#### SOURCE RECORDS

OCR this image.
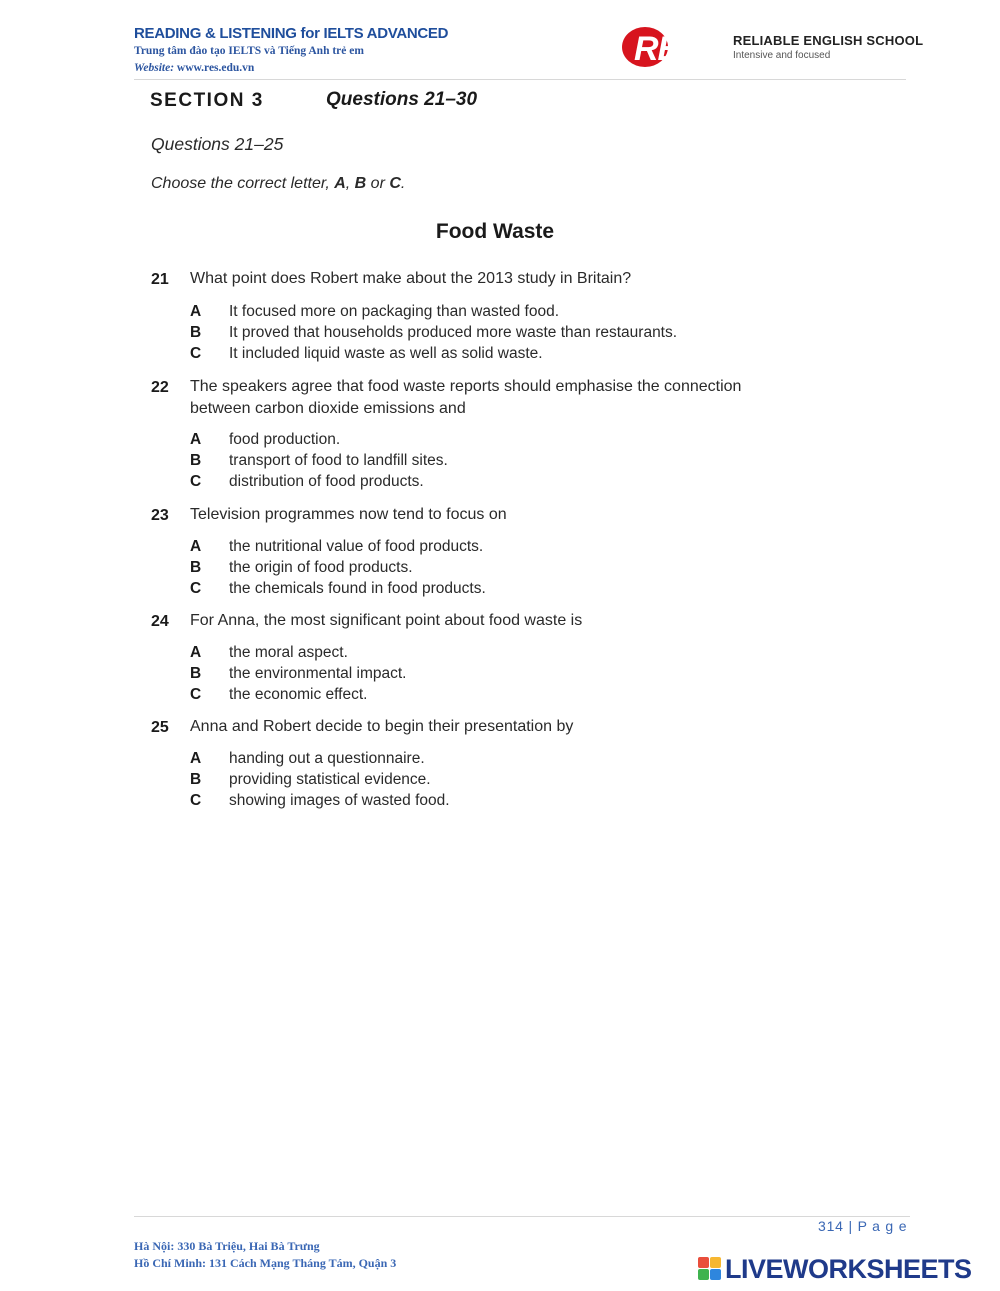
READING & LISTENING for IELTS ADVANCED
Trung tâm đào tạo IELTS và Tiếng Anh trẻ em
Website: www.res.edu.vn	RES RELIABLE ENGLISH SCHOOL
Intensive and focused
SECTION 3	Questions 21–30
Questions 21–25
Choose the correct letter, A, B or C.
Food Waste
21 What point does Robert make about the 2013 study in Britain?
A It focused more on packaging than wasted food.
B It proved that households produced more waste than restaurants.
C It included liquid waste as well as solid waste.
22 The speakers agree that food waste reports should emphasise the connection between carbon dioxide emissions and
A food production.
B transport of food to landfill sites.
C distribution of food products.
23 Television programmes now tend to focus on
A the nutritional value of food products.
B the origin of food products.
C the chemicals found in food products.
24 For Anna, the most significant point about food waste is
A the moral aspect.
B the environmental impact.
C the economic effect.
25 Anna and Robert decide to begin their presentation by
A handing out a questionnaire.
B providing statistical evidence.
C showing images of wasted food.
314 | P a g e
Hà Nội: 330 Bà Triệu, Hai Bà Trưng
Hồ Chí Minh: 131 Cách Mạng Tháng Tám, Quận 3	LIVEWORKSHEETS
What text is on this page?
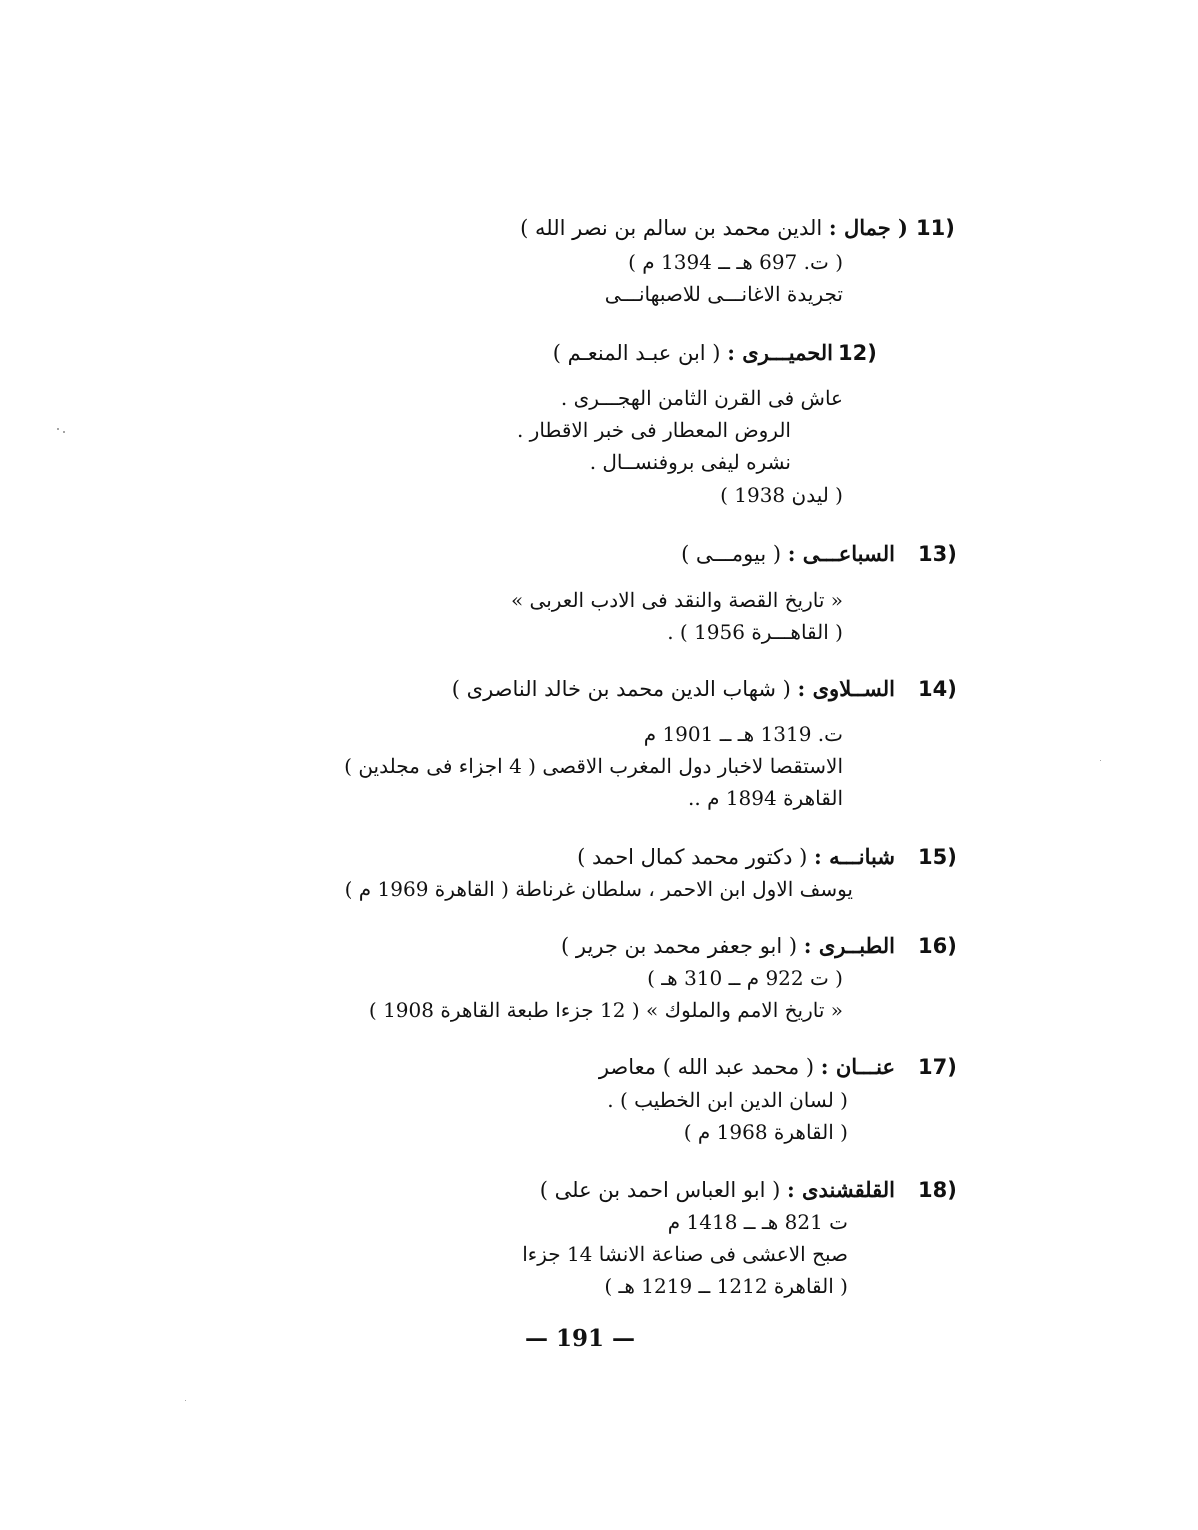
11)
( جمال : الدين محمد بن سالم بن نصر الله )
( ت. 697 هـ ــ 1394 م )
تجريدة الاغانـــى للاصبهانـــى
12)
الحميـــرى : ( ابن عبـد المنعـم )
عاش فى القرن الثامن الهجـــرى .
الروض المعطار فى خبر الاقطار .
نشره ليفى بروفنســال .
( ليدن 1938 )
13)
السباعـــى : ( بيومـــى )
« تاريخ القصة والنقد فى الادب العربى »
( القاهـــرة 1956 ) .
14)
الســلاوى : ( شهاب الدين محمد بن خالد الناصرى )
ت. 1319 هـ ــ 1901 م
الاستقصا لاخبار دول المغرب الاقصى ( 4 اجزاء فى مجلدين )
القاهرة 1894 م ..
15)
شبانـــه : ( دكتور محمد كمال احمد )
يوسف الاول ابن الاحمر ، سلطان غرناطة ( القاهرة 1969 م )
16)
الطبــرى : ( ابو جعفر محمد بن جرير )
( ت 922 م ــ 310 هـ )
« تاريخ الامم والملوك » ( 12 جزءا طبعة القاهرة 1908 )
17)
عنـــان : ( محمد عبد الله ) معاصر
( لسان الدين ابن الخطيب ) .
( القاهرة 1968 م )
18)
القلقشندى : ( ابو العباس احمد بن على )
ت 821 هـ ــ 1418 م
صبح الاعشى فى صناعة الانشا 14 جزءا
( القاهرة 1212 ــ 1219 هـ )
— 191 —
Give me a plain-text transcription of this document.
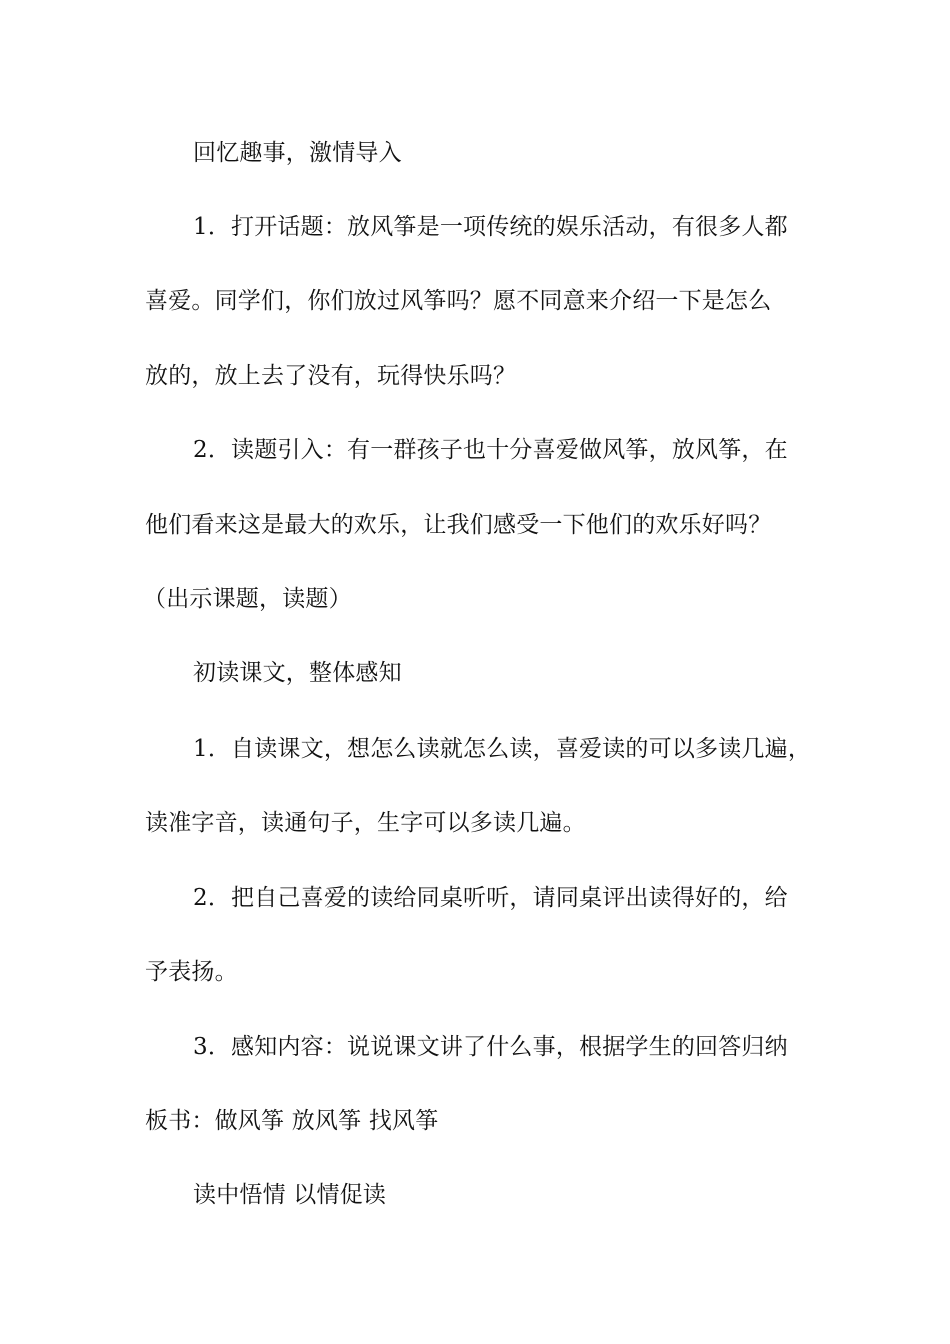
回忆趣事，激情导入
1．打开话题：放风筝是一项传统的娱乐活动，有很多人都
喜爱。同学们，你们放过风筝吗？愿不同意来介绍一下是怎么
放的，放上去了没有，玩得快乐吗？
2．读题引入：有一群孩子也十分喜爱做风筝，放风筝，在
他们看来这是最大的欢乐，让我们感受一下他们的欢乐好吗？
（出示课题，读题）
初读课文，整体感知
1．自读课文，想怎么读就怎么读，喜爱读的可以多读几遍，
读准字音，读通句子，生字可以多读几遍。
2．把自己喜爱的读给同桌听听，请同桌评出读得好的，给
予表扬。
3．感知内容：说说课文讲了什么事，根据学生的回答归纳
板书：做风筝 放风筝 找风筝
读中悟情 以情促读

########

WHAT THE EXERCISE ASKS
Print out the lines exactly, skipping any picture.

SOLVED EXERCISE
OCR this image.
READING & LISTENING for IELTS ADVANCED
Trung tâm đào tạo IELTS và Tiếng Anh trẻ em
Website: www.res.edu.vn	RES RELIABLE ENGLISH SCHOOL
Intensive and focused
SECTION 3	Questions 21–30
Questions 21–25
Choose the correct letter, A, B or C.
Food Waste
21 What point does Robert make about the 2013 study in Britain?
A It focused more on packaging than wasted food.
B It proved that households produced more waste than restaurants.
C It included liquid waste as well as solid waste.
22 The speakers agree that food waste reports should emphasise the connection between carbon dioxide emissions and
A food production.
B transport of food to landfill sites.
C distribution of food products.
23 Television programmes now tend to focus on
A the nutritional value of food products.
B the origin of food products.
C the chemicals found in food products.
24 For Anna, the most significant point about food waste is
A the moral aspect.
B the environmental impact.
C the economic effect.
25 Anna and Robert decide to begin their presentation by
A handing out a questionnaire.
B providing statistical evidence.
C showing images of wasted food.
314 | P a g e
Hà Nội: 330 Bà Triệu, Hai Bà Trưng
Hồ Chí Minh: 131 Cách Mạng Tháng Tám, Quận 3	LIVEWORKSHEETS
What text is on this page?
11)
( جمال : الدين محمد بن سالم بن نصر الله )
( ت. 697 هـ ــ 1394 م )
تجريدة الاغانـــى للاصبهانـــى
12)
الحميـــرى : ( ابن عبـد المنعـم )
عاش فى القرن الثامن الهجـــرى .
الروض المعطار فى خبر الاقطار .
نشره ليفى بروفنســال .
( ليدن 1938 )
13)
السباعـــى : ( بيومـــى )
« تاريخ القصة والنقد فى الادب العربى »
( القاهـــرة 1956 ) .
14)
الســلاوى : ( شهاب الدين محمد بن خالد الناصرى )
ت. 1319 هـ ــ 1901 م
الاستقصا لاخبار دول المغرب الاقصى ( 4 اجزاء فى مجلدين )
القاهرة 1894 م ..
15)
شبانـــه : ( دكتور محمد كمال احمد )
يوسف الاول ابن الاحمر ، سلطان غرناطة ( القاهرة 1969 م )
16)
الطبــرى : ( ابو جعفر محمد بن جرير )
( ت 922 م ــ 310 هـ )
« تاريخ الامم والملوك » ( 12 جزءا طبعة القاهرة 1908 )
17)
عنـــان : ( محمد عبد الله ) معاصر
( لسان الدين ابن الخطيب ) .
( القاهرة 1968 م )
18)
القلقشندى : ( ابو العباس احمد بن على )
ت 821 هـ ــ 1418 م
صبح الاعشى فى صناعة الانشا 14 جزءا
( القاهرة 1212 ــ 1219 هـ )
— 191 —
Give me a plain-text transcription of this document.
回忆趣事，激情导入
1．打开话题：放风筝是一项传统的娱乐活动，有很多人都
喜爱。同学们，你们放过风筝吗？愿不同意来介绍一下是怎么
放的，放上去了没有，玩得快乐吗？
2．读题引入：有一群孩子也十分喜爱做风筝，放风筝，在
他们看来这是最大的欢乐，让我们感受一下他们的欢乐好吗？
（出示课题，读题）
初读课文，整体感知
1．自读课文，想怎么读就怎么读，喜爱读的可以多读几遍，
读准字音，读通句子，生字可以多读几遍。
2．把自己喜爱的读给同桌听听，请同桌评出读得好的，给
予表扬。
3．感知内容：说说课文讲了什么事，根据学生的回答归纳
板书：做风筝 放风筝 找风筝
读中悟情 以情促读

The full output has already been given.